Brief: Give the count of lines in the data that include the string "Born", with no added remarks.

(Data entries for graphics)
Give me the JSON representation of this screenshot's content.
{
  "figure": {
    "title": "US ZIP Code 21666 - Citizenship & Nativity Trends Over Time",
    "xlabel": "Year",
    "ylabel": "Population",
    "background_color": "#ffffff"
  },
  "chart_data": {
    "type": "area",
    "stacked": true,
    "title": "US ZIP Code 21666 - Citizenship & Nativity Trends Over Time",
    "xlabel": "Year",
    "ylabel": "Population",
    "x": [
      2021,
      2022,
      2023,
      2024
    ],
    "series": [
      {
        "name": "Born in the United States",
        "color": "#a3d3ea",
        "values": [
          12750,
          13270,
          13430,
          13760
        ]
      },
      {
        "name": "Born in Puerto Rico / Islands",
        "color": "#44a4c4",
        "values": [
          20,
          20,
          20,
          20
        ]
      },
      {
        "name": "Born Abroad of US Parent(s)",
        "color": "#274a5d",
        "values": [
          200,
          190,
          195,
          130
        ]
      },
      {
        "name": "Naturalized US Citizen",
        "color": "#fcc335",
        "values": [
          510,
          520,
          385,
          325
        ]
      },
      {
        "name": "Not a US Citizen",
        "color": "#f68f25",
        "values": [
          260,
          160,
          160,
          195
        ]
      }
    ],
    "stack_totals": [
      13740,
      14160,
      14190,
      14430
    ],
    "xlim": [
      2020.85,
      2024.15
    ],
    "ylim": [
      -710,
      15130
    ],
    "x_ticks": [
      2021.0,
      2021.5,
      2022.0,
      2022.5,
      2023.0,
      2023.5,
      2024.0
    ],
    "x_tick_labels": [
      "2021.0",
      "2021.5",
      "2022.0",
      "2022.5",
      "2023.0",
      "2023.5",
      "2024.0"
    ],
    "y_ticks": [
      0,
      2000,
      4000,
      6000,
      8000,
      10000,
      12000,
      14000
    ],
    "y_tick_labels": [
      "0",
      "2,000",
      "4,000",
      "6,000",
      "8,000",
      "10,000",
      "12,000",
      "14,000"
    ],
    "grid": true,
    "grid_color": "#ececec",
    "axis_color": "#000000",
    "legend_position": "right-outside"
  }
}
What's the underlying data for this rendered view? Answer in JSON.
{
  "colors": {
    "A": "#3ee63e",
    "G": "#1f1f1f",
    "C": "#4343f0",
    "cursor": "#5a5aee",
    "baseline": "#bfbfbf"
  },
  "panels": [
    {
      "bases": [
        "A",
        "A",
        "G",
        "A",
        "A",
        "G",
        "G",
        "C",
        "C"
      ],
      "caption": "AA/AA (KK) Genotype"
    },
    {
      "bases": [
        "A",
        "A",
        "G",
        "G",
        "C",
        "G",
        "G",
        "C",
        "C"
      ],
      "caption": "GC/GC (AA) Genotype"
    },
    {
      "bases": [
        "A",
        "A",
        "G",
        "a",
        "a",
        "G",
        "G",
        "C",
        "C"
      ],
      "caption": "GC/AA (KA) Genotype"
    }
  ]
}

Solution to this exercise: 3